• [Data to process]:
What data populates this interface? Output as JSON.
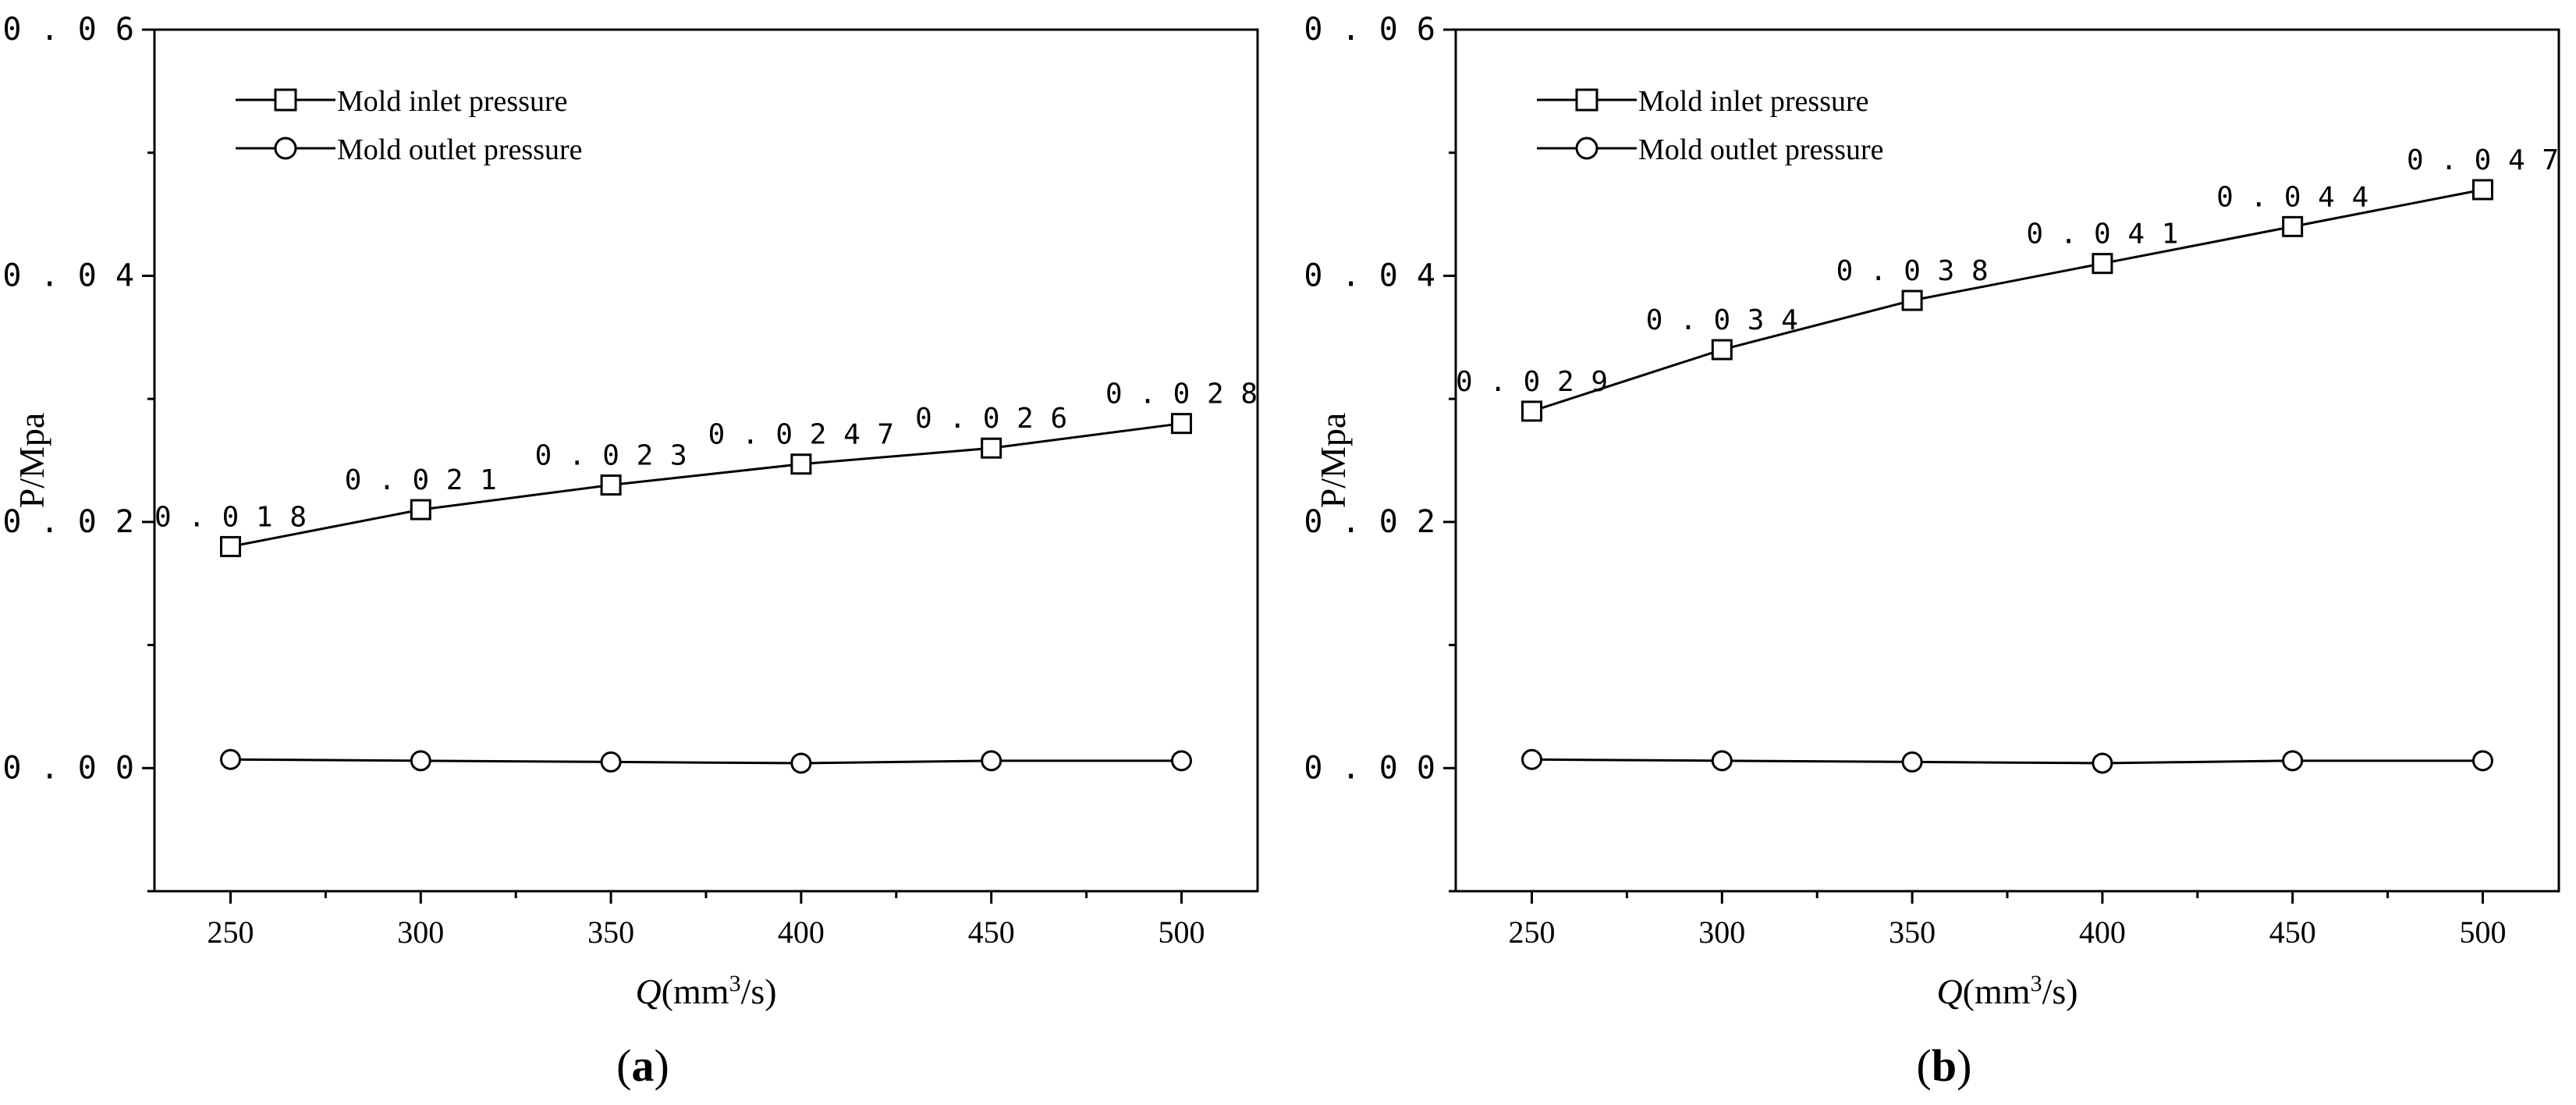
{
  "chart_data": [
    {
      "type": "line",
      "panel_label": "a",
      "x": [
        250,
        300,
        350,
        400,
        450,
        500
      ],
      "xlabel_italic": "Q",
      "xlabel_rest": "(mm",
      "xlabel_sup": "3",
      "xlabel_end": "/s)",
      "ylabel": "P/Mpa",
      "xlim": [
        230,
        520
      ],
      "ylim": [
        -0.01,
        0.06
      ],
      "xticks": [
        "250",
        "300",
        "350",
        "400",
        "450",
        "500"
      ],
      "yticks": [
        {
          "value": 0.0,
          "label": "0.00"
        },
        {
          "value": 0.02,
          "label": "0.02"
        },
        {
          "value": 0.04,
          "label": "0.04"
        },
        {
          "value": 0.06,
          "label": "0.06"
        }
      ],
      "grid": false,
      "legend_position": "top-left",
      "series": [
        {
          "name": "Mold inlet pressure",
          "marker": "square",
          "values": [
            0.018,
            0.021,
            0.023,
            0.0247,
            0.026,
            0.028
          ],
          "data_labels": [
            "0.018",
            "0.021",
            "0.023",
            "0.0247",
            "0.026",
            "0.028"
          ]
        },
        {
          "name": "Mold outlet pressure",
          "marker": "circle",
          "values": [
            0.0007,
            0.0006,
            0.0005,
            0.0004,
            0.0006,
            0.0006
          ]
        }
      ]
    },
    {
      "type": "line",
      "panel_label": "b",
      "x": [
        250,
        300,
        350,
        400,
        450,
        500
      ],
      "xlabel_italic": "Q",
      "xlabel_rest": "(mm",
      "xlabel_sup": "3",
      "xlabel_end": "/s)",
      "ylabel": "P/Mpa",
      "xlim": [
        230,
        520
      ],
      "ylim": [
        -0.01,
        0.06
      ],
      "xticks": [
        "250",
        "300",
        "350",
        "400",
        "450",
        "500"
      ],
      "yticks": [
        {
          "value": 0.0,
          "label": "0.00"
        },
        {
          "value": 0.02,
          "label": "0.02"
        },
        {
          "value": 0.04,
          "label": "0.04"
        },
        {
          "value": 0.06,
          "label": "0.06"
        }
      ],
      "grid": false,
      "legend_position": "top-left",
      "series": [
        {
          "name": "Mold inlet pressure",
          "marker": "square",
          "values": [
            0.029,
            0.034,
            0.038,
            0.041,
            0.044,
            0.047
          ],
          "data_labels": [
            "0.029",
            "0.034",
            "0.038",
            "0.041",
            "0.044",
            "0.047"
          ]
        },
        {
          "name": "Mold outlet pressure",
          "marker": "circle",
          "values": [
            0.0007,
            0.0006,
            0.0005,
            0.0004,
            0.0006,
            0.0006
          ]
        }
      ]
    }
  ]
}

• [Direction]:
Reproduce all of the entries word for word, skipping any pictures they hold.

• [Answer to the task]:
What data populates this interface? Output as JSON.
{
  "chart_data": [
    {
      "type": "line",
      "panel_label": "a",
      "x": [
        250,
        300,
        350,
        400,
        450,
        500
      ],
      "xlabel_italic": "Q",
      "xlabel_rest": "(mm",
      "xlabel_sup": "3",
      "xlabel_end": "/s)",
      "ylabel": "P/Mpa",
      "xlim": [
        230,
        520
      ],
      "ylim": [
        -0.01,
        0.06
      ],
      "xticks": [
        "250",
        "300",
        "350",
        "400",
        "450",
        "500"
      ],
      "yticks": [
        {
          "value": 0.0,
          "label": "0.00"
        },
        {
          "value": 0.02,
          "label": "0.02"
        },
        {
          "value": 0.04,
          "label": "0.04"
        },
        {
          "value": 0.06,
          "label": "0.06"
        }
      ],
      "grid": false,
      "legend_position": "top-left",
      "series": [
        {
          "name": "Mold inlet pressure",
          "marker": "square",
          "values": [
            0.018,
            0.021,
            0.023,
            0.0247,
            0.026,
            0.028
          ],
          "data_labels": [
            "0.018",
            "0.021",
            "0.023",
            "0.0247",
            "0.026",
            "0.028"
          ]
        },
        {
          "name": "Mold outlet pressure",
          "marker": "circle",
          "values": [
            0.0007,
            0.0006,
            0.0005,
            0.0004,
            0.0006,
            0.0006
          ]
        }
      ]
    },
    {
      "type": "line",
      "panel_label": "b",
      "x": [
        250,
        300,
        350,
        400,
        450,
        500
      ],
      "xlabel_italic": "Q",
      "xlabel_rest": "(mm",
      "xlabel_sup": "3",
      "xlabel_end": "/s)",
      "ylabel": "P/Mpa",
      "xlim": [
        230,
        520
      ],
      "ylim": [
        -0.01,
        0.06
      ],
      "xticks": [
        "250",
        "300",
        "350",
        "400",
        "450",
        "500"
      ],
      "yticks": [
        {
          "value": 0.0,
          "label": "0.00"
        },
        {
          "value": 0.02,
          "label": "0.02"
        },
        {
          "value": 0.04,
          "label": "0.04"
        },
        {
          "value": 0.06,
          "label": "0.06"
        }
      ],
      "grid": false,
      "legend_position": "top-left",
      "series": [
        {
          "name": "Mold inlet pressure",
          "marker": "square",
          "values": [
            0.029,
            0.034,
            0.038,
            0.041,
            0.044,
            0.047
          ],
          "data_labels": [
            "0.029",
            "0.034",
            "0.038",
            "0.041",
            "0.044",
            "0.047"
          ]
        },
        {
          "name": "Mold outlet pressure",
          "marker": "circle",
          "values": [
            0.0007,
            0.0006,
            0.0005,
            0.0004,
            0.0006,
            0.0006
          ]
        }
      ]
    }
  ]
}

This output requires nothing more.